## 課題文 A
エントリのうち、「75, 811, 103]」を含む行から「411, 550, 463]」を含む行まで(両端の行を含む)を、1行につき1つの文字列とするJSONリストにまとめよ。空行は除くこと。

## 提示文
_ _ _ _ _ _ _
メガテック銘柄大幅安!景気減速と利下げ観測で変わる投資の潮流~セクターローテーションは今後も続く?

メガテック銘柄大幅安!景気減速と利下げ観測で変わる投資の潮流~セクターローテーションは今後も続く?

7月24日のナスダック総合株価指数は前日比3.6%安となり、2022年10月以来、約1年9カ月ぶりの下落率を記録しました。これは、電気自動車(EV)のテスラなどの決算が市場予想に届かなかったことや、景気減速感を示す経済指標が重荷となったためです。

巨大テック7銘柄「マグニフィセント・セブン(MAG7)」の決算発表では、テスラとグーグルの持株会社アルファベットが予想を下回り、マイクロソフトやエヌビディアなどの関連銘柄も下落しました。さらに、トランプ前大統領の銃撃事件後、エネルギーや金融株に資金がシフトする一方で、半導体株の急落によりハイテク株の時価総額は減少しています。

さらに、景気減速懸念が強まる中、米連邦準備理事会(FRB)の利下げ観測が高まっています。。昨日は、元ニューヨーク連邦銀行のダドリー総裁が景気減速を示唆。「景気悪化のリスクを避けるために7月に利下げを始めるべきだ」、と発言したことで市場では景気後退への警戒感が更に強まりました。今までであれば、利下げ期待による株高になりましたが、いよいよ市場の捉え方は変わってきたようです。

また、先週まではメガテック銘柄、ハイテク関連や半導体関連銘柄が下落するとシクリカル銘柄やディフェンシブ銘柄、さらには中小型株に資金が流入するローテーションが続いていましたが、昨日は、NASDAQ100が-3.65%、S&P500が-2.31%、ラッセル2000が-2.16%と下落をしています。リスクオフは米国株全体に広がりました。また、米5年国債の入札も不調でドル売り、債券売り、株売りのトリプル安となり市場では警戒感が高まっています。
_ _ _ _ _ _ _
## 表示情報
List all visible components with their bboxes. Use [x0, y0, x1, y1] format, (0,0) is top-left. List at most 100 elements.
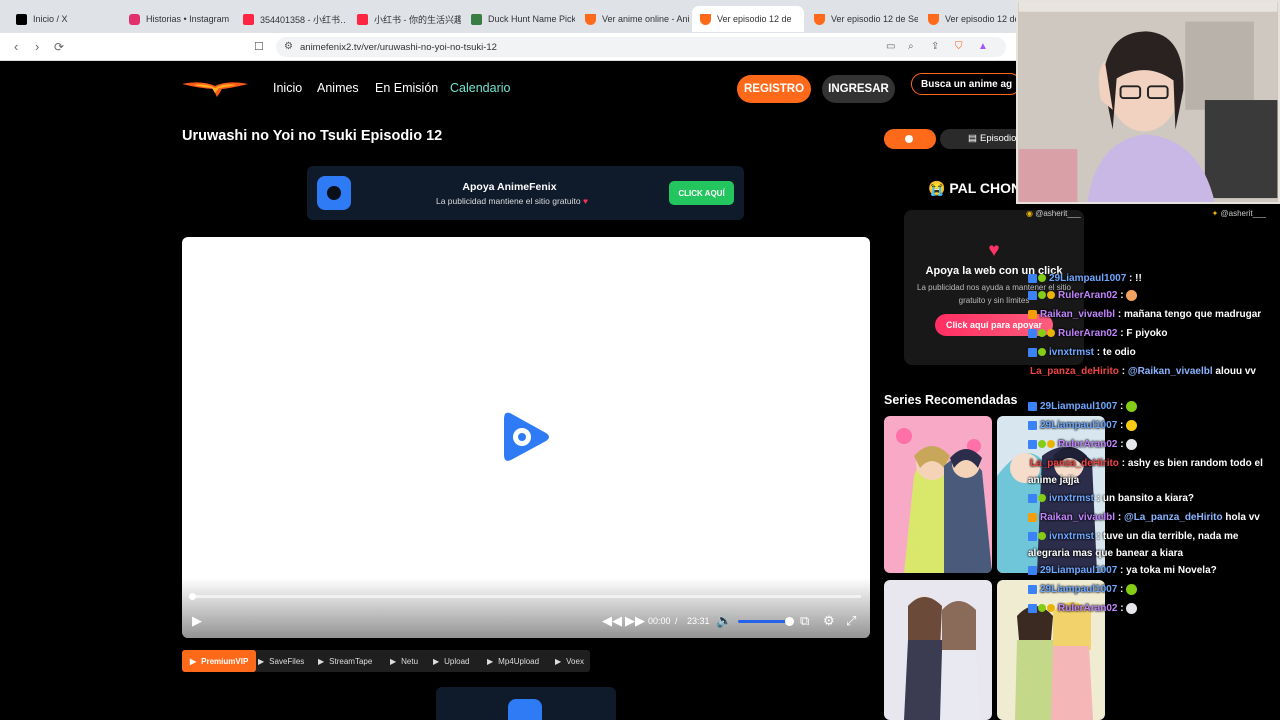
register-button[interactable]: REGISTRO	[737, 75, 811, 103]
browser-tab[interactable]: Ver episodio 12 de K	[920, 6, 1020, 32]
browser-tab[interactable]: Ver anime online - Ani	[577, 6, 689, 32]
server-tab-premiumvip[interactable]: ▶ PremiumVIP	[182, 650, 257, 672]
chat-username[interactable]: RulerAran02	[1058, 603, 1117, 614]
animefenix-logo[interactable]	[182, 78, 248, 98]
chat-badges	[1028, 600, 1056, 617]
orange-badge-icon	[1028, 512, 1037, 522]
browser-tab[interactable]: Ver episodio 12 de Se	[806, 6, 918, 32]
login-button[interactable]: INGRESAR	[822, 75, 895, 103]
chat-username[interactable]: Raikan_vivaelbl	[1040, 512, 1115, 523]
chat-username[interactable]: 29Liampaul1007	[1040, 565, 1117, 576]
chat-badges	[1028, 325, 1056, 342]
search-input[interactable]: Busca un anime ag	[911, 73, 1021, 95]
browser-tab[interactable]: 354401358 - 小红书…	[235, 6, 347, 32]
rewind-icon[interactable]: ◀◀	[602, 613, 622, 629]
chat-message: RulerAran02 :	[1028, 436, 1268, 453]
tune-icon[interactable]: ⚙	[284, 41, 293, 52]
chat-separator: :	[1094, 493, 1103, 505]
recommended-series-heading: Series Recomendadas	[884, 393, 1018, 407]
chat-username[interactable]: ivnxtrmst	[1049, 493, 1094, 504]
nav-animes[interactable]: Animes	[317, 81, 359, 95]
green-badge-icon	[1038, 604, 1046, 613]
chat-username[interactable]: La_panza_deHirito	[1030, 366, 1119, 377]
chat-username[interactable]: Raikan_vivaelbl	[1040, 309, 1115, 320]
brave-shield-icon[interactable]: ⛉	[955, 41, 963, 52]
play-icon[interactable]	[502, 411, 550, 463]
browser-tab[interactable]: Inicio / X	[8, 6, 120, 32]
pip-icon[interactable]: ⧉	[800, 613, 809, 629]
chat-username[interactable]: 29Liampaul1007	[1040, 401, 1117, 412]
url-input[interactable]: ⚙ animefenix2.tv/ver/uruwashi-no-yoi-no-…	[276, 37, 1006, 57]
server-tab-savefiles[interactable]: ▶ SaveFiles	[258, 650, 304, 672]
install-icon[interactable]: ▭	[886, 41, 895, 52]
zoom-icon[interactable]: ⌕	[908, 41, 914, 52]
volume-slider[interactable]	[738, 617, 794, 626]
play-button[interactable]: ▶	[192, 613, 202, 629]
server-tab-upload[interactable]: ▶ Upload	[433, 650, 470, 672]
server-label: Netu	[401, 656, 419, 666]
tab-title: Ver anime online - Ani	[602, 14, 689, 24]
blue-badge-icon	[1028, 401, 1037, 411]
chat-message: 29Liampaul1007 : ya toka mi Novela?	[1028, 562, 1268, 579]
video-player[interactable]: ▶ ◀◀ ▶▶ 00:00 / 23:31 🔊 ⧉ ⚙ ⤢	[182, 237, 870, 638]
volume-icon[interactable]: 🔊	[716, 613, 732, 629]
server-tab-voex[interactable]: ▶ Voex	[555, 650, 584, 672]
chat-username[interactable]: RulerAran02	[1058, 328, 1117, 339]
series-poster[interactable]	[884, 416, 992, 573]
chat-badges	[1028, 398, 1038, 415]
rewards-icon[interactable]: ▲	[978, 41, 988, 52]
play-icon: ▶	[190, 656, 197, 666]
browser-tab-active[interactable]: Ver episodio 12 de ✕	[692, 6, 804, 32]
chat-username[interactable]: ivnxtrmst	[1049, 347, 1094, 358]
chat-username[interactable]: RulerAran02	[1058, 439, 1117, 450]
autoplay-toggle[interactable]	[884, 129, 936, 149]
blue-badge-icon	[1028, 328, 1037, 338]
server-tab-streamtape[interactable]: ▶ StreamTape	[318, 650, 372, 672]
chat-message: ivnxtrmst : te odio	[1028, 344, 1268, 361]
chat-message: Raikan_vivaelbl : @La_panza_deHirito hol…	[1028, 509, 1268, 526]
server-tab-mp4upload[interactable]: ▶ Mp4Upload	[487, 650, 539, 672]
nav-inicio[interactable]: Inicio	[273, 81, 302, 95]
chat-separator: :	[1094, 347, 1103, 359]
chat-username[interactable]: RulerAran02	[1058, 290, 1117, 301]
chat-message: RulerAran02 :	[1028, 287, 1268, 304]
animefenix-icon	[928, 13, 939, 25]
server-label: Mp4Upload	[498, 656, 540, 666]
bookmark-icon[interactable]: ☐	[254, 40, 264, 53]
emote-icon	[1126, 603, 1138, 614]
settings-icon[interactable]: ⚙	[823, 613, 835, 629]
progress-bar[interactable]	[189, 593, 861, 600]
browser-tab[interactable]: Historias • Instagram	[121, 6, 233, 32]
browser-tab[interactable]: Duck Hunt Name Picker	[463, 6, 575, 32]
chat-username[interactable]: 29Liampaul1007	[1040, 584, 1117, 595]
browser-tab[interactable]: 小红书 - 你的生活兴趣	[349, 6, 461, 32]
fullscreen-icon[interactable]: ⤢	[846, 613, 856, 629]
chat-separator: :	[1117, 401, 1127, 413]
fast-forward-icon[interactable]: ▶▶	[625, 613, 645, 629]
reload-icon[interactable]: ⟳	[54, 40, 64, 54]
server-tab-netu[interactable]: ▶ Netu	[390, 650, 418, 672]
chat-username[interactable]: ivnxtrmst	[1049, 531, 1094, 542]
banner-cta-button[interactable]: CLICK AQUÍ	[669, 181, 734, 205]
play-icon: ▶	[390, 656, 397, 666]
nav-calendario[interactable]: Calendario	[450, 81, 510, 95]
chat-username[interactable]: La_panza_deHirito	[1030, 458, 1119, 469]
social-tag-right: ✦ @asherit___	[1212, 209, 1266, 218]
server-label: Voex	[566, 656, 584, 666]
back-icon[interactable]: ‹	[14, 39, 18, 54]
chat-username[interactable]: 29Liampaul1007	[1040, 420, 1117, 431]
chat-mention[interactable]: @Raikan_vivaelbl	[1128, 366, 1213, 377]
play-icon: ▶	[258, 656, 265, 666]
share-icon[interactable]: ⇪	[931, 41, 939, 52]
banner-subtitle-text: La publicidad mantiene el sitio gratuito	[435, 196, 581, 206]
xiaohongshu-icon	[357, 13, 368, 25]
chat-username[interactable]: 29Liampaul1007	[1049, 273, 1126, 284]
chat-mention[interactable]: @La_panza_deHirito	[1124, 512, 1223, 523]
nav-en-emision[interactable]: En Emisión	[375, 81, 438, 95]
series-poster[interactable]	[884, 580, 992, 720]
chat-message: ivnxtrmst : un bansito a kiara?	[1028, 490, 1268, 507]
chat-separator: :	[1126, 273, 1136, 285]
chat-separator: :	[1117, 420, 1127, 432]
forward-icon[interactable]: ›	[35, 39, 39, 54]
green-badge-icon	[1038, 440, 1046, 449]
_ _ _ _ _ _ _
## 課題文 B
提示文の「7月24日のナスダック総合株」から「え方は変わってきたようです。」まで(両端を含む)を、一字一句違えずに書き写せ。

## 正解 A
[
  "register-button[interactable]: REGISTRO\t[737, 75, 811, 103]",
  "browser-tab[interactable]: Ver episodio 12 de K\t[920, 6, 1020, 32]",
  "browser-tab[interactable]: Ver anime online - Ani\t[577, 6, 689, 32]",
  "server-tab-premiumvip[interactable]: ▶ PremiumVIP\t[182, 650, 257, 672]",
  "chat-username[interactable]: RulerAran02\t[1058, 603, 1117, 614]",
  "animefenix-logo[interactable]\t[182, 78, 248, 98]",
  "chat-badges\t[1028, 600, 1056, 617]",
  "orange-badge-icon\t[1028, 512, 1037, 522]",
  "browser-tab[interactable]: Ver episodio 12 de Se\t[806, 6, 918, 32]",
  "login-button[interactable]: INGRESAR\t[822, 75, 895, 103]",
  "chat-username[interactable]: Raikan_vivaelbl\t[1040, 512, 1115, 523]",
  "chat-username[interactable]: 29Liampaul1007\t[1040, 565, 1117, 576]",
  "chat-badges\t[1028, 325, 1056, 342]",
  "search-input[interactable]: Busca un anime ag\t[911, 73, 1021, 95]",
  "browser-tab[interactable]: 354401358 - 小红书…\t[235, 6, 347, 32]",
  "rewind-icon[interactable]: ◀◀\t[602, 613, 622, 629]",
  "chat-message: RulerAran02 :\t[1028, 436, 1268, 453]",
  "tune-icon[interactable]: ⚙\t[284, 41, 293, 52]",
  "chat-separator: :\t[1094, 493, 1103, 505]",
  "recommended-series-heading: Series Recomendadas\t[884, 393, 1018, 407]",
  "chat-username[interactable]: ivnxtrmst\t[1049, 493, 1094, 504]",
  "nav-animes[interactable]: Animes\t[317, 81, 359, 95]",
  "green-badge-icon\t[1038, 604, 1046, 613]",
  "chat-username[interactable]: La_panza_deHirito\t[1030, 366, 1119, 377]",
  "chat-username[interactable]: Raikan_vivaelbl\t[1040, 309, 1115, 320]",
  "brave-shield-icon[interactable]: ⛉\t[955, 41, 963, 52]",
  "play-icon[interactable]\t[502, 411, 550, 463]"
]

## 正解 B
7月24日のナスダック総合株価指数は前日比3.6%安となり、2022年10月以来、約1年9カ月ぶりの下落率を記録しました。これは、電気自動車(EV)のテスラなどの決算が市場予想に届かなかったことや、景気減速感を示す経済指標が重荷となったためです。

巨大テック7銘柄「マグニフィセント・セブン(MAG7)」の決算発表では、テスラとグーグルの持株会社アルファベットが予想を下回り、マイクロソフトやエヌビディアなどの関連銘柄も下落しました。さらに、トランプ前大統領の銃撃事件後、エネルギーや金融株に資金がシフトする一方で、半導体株の急落によりハイテク株の時価総額は減少しています。

さらに、景気減速懸念が強まる中、米連邦準備理事会(FRB)の利下げ観測が高まっています。。昨日は、元ニューヨーク連邦銀行のダドリー総裁が景気減速を示唆。「景気悪化のリスクを避けるために7月に利下げを始めるべきだ」、と発言したことで市場では景気後退への警戒感が更に強まりました。今までであれば、利下げ期待による株高になりましたが、いよいよ市場の捉え方は変わってきたようです。